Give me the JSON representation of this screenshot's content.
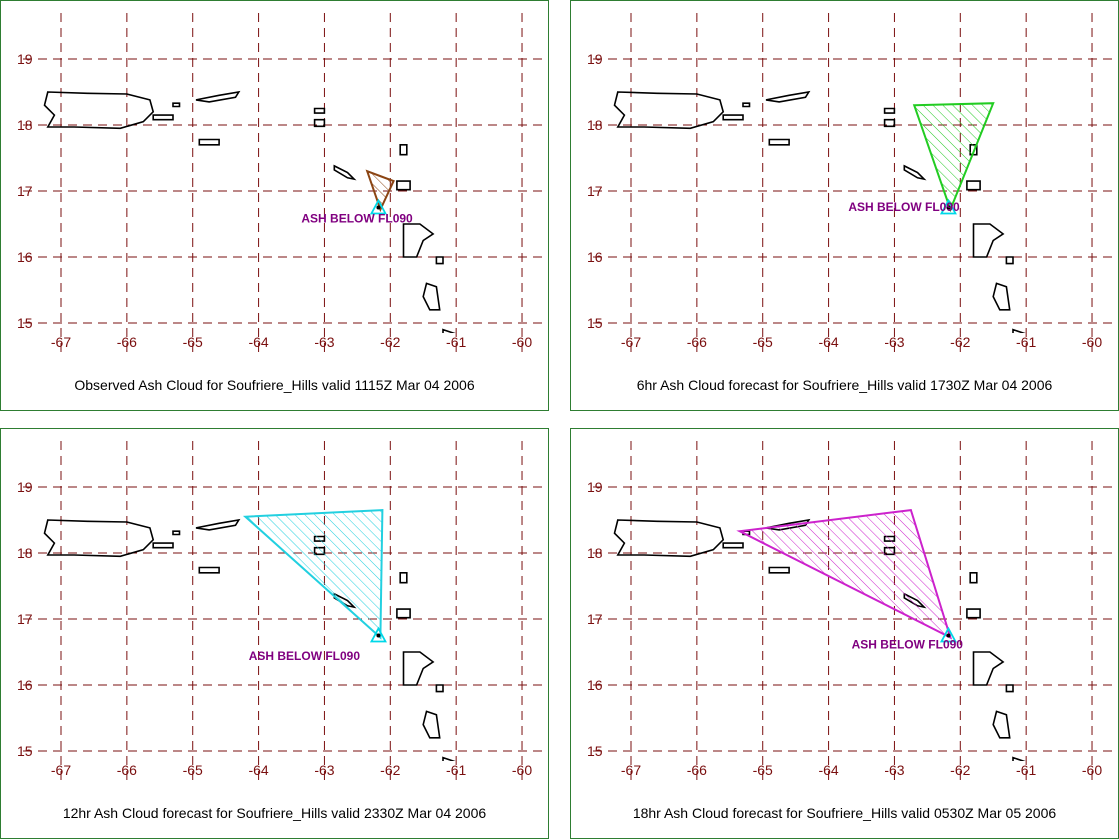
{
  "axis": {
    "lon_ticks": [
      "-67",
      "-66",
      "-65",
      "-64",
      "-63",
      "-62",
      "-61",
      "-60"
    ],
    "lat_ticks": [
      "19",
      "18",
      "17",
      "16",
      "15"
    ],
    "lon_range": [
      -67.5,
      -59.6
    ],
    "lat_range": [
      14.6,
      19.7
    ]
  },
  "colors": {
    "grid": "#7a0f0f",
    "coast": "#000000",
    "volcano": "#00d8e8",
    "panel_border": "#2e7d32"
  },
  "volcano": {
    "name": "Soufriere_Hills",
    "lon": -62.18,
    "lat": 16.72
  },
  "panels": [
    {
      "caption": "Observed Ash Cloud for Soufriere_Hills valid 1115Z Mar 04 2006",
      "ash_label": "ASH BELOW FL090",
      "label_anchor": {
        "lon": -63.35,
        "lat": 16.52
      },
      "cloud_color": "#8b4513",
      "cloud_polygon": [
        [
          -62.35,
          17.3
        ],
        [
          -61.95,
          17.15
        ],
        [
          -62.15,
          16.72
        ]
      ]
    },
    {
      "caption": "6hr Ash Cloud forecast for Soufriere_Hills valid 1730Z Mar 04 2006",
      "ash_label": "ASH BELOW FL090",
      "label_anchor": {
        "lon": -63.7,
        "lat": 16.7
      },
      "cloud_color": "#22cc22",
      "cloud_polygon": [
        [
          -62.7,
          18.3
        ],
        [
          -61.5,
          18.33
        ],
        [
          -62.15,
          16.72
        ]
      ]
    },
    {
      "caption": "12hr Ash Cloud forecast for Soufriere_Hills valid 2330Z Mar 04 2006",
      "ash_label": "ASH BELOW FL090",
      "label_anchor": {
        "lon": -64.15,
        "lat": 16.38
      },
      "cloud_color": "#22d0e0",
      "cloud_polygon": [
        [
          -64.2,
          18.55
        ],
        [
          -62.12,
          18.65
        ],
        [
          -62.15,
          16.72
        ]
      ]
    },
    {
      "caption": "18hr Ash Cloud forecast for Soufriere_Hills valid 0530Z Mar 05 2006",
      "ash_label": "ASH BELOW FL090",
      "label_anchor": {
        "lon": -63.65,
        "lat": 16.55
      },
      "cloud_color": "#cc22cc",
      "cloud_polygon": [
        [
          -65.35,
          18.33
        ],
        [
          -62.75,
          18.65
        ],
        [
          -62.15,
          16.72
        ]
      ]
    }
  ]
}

---

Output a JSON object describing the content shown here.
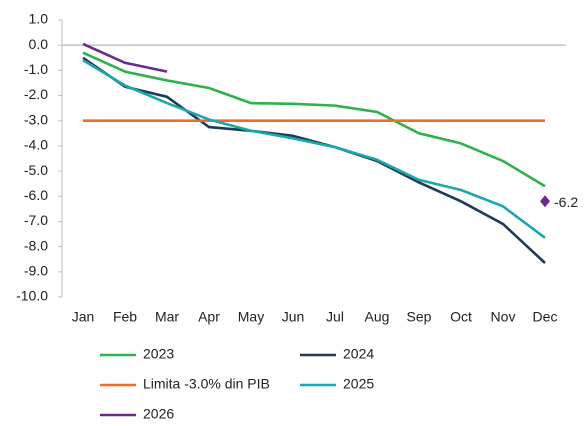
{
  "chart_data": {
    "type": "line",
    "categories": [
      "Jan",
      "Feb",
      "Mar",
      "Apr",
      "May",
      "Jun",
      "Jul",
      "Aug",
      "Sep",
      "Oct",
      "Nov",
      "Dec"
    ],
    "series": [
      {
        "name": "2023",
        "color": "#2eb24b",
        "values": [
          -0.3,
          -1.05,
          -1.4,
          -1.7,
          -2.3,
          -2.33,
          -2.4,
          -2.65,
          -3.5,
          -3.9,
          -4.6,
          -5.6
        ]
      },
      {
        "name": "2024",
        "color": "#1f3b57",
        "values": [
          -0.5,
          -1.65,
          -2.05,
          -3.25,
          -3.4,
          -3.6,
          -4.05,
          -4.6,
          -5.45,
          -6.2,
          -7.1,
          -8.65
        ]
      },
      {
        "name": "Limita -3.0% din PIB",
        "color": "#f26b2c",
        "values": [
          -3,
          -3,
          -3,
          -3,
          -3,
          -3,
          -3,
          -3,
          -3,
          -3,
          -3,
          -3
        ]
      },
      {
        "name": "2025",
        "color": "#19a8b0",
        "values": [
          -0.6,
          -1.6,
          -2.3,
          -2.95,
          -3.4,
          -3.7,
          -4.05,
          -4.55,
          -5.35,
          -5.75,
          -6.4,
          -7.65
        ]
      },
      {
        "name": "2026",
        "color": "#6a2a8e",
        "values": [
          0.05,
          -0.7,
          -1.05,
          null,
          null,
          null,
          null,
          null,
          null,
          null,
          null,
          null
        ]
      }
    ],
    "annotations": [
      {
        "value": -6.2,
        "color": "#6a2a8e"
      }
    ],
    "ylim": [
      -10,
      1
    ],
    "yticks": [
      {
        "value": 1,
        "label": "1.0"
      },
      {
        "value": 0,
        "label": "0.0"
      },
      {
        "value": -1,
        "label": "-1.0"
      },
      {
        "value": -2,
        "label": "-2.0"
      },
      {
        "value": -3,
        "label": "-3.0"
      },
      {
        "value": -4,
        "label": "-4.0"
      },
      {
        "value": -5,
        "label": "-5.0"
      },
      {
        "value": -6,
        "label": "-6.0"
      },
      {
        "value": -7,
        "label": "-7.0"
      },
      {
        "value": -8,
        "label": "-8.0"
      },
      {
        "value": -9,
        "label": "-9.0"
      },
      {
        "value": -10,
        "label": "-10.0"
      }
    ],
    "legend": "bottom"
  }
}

What to work on - Determine how many lines include the word "forecast" and report that number by itself.

Worked answer - 3